[start of Task inputs]
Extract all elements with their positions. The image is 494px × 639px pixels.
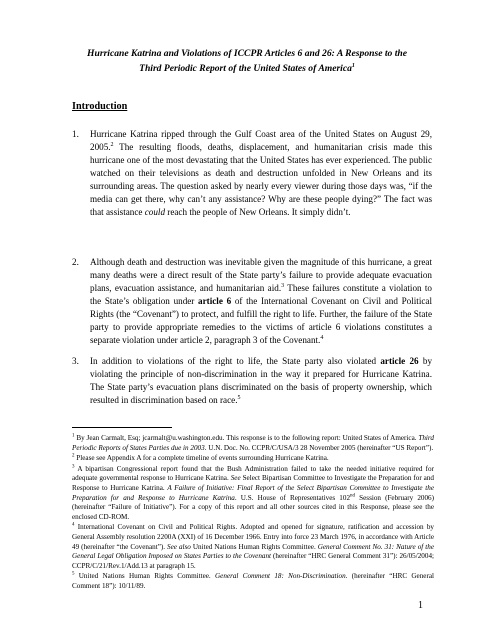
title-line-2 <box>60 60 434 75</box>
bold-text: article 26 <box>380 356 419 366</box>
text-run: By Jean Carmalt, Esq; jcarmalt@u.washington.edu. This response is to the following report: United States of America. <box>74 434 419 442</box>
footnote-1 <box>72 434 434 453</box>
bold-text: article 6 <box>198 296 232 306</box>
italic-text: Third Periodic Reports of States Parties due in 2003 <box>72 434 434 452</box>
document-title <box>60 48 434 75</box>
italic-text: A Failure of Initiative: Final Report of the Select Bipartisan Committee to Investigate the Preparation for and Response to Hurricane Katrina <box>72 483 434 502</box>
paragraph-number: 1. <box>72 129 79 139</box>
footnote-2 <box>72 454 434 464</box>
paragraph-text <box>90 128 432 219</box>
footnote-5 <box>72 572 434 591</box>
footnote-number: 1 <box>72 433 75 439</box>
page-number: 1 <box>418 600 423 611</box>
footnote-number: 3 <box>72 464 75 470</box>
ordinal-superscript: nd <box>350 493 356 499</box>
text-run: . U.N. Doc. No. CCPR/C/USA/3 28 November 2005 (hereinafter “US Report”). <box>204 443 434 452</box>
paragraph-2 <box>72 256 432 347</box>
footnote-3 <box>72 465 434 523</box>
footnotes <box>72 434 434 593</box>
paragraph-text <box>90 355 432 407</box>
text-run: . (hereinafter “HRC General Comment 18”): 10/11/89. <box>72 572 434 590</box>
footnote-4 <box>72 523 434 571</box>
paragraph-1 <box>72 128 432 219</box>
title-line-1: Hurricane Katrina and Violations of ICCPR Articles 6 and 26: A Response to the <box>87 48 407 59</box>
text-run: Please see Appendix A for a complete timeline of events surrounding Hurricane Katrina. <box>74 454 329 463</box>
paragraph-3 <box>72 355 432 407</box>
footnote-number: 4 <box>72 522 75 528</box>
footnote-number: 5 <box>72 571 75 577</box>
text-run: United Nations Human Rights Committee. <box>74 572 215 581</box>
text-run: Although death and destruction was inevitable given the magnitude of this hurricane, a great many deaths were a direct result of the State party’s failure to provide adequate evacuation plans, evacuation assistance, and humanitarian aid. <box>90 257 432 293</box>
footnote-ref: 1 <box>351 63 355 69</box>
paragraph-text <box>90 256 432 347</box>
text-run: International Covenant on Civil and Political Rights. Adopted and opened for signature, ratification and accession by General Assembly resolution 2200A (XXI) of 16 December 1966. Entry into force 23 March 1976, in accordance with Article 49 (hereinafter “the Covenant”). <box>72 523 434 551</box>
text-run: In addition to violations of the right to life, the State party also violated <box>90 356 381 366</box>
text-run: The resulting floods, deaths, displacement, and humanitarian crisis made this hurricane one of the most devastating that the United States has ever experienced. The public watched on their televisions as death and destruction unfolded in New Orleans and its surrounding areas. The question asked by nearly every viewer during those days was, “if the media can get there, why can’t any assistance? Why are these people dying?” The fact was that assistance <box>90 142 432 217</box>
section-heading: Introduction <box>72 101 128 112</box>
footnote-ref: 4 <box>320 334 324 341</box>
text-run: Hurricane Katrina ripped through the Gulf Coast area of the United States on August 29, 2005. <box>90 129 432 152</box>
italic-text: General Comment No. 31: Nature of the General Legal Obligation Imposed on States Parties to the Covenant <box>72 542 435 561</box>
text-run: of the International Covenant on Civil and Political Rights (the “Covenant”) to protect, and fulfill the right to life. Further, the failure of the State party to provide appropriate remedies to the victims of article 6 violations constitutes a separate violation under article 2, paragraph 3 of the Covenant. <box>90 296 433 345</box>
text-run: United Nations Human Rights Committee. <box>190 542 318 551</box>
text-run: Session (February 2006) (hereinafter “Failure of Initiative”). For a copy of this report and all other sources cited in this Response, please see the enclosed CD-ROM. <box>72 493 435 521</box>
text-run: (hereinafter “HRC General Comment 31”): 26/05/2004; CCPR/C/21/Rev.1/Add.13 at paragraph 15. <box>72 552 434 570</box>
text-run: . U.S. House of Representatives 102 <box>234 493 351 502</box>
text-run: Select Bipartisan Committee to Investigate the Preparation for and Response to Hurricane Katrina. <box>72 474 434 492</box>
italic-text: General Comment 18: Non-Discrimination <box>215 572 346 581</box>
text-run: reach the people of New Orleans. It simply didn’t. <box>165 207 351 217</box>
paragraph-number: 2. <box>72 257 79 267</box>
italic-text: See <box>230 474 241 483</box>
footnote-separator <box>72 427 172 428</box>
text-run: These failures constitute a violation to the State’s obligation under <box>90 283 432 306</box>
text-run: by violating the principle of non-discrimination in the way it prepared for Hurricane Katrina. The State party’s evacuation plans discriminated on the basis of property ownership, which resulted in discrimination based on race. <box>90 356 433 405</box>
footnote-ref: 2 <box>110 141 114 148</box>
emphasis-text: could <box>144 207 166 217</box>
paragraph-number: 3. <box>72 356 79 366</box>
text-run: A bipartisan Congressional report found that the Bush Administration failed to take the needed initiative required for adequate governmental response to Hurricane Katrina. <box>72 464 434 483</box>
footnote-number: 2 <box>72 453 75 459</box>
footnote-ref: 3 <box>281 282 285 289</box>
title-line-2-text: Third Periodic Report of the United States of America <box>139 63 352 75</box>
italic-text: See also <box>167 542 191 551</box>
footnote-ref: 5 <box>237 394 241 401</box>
[end of Task inputs]
[start of Task inputs]
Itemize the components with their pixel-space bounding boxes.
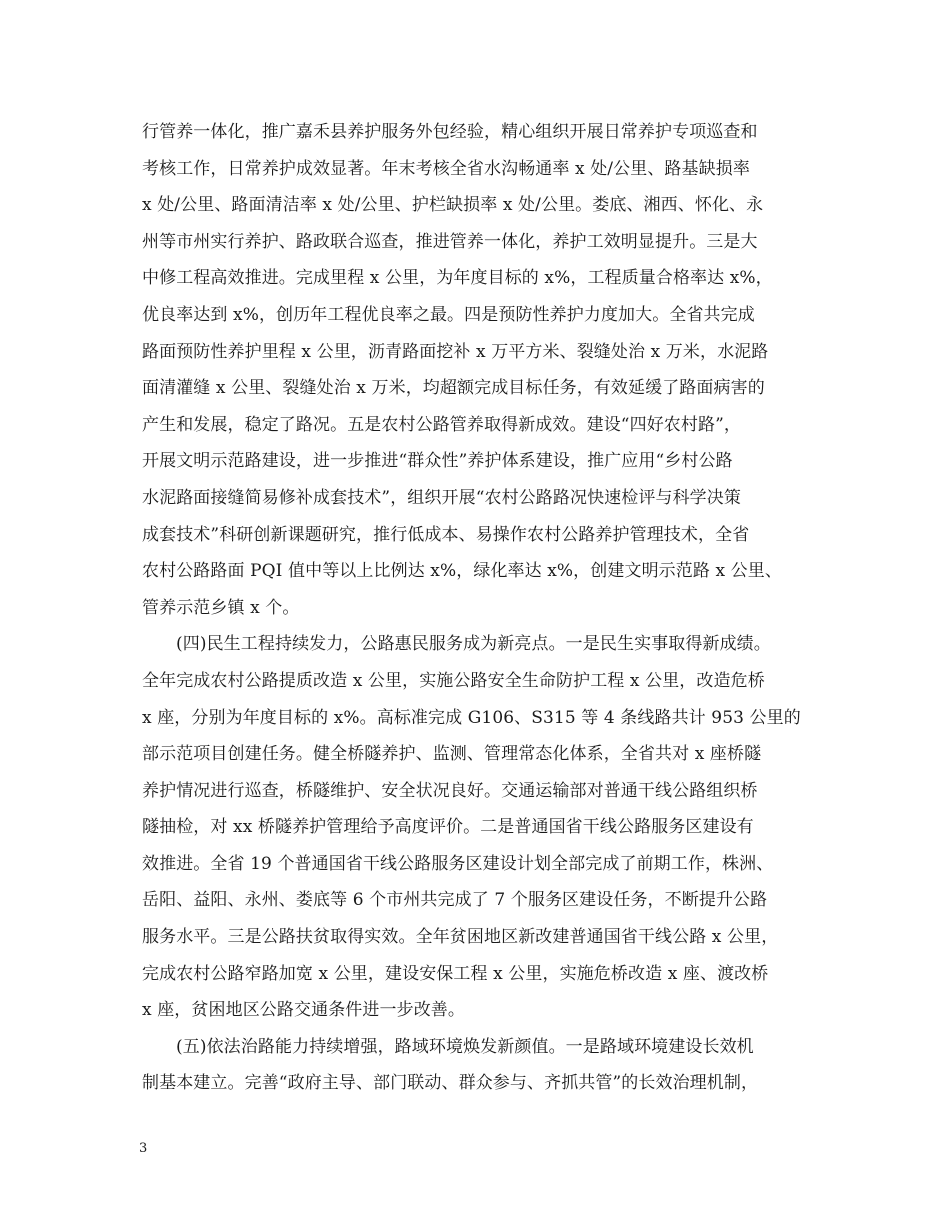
[end of Task inputs]
#### Stated problem:
Please count the lines above that contain the string "Committee", and reply with only that number.

#### Response:
4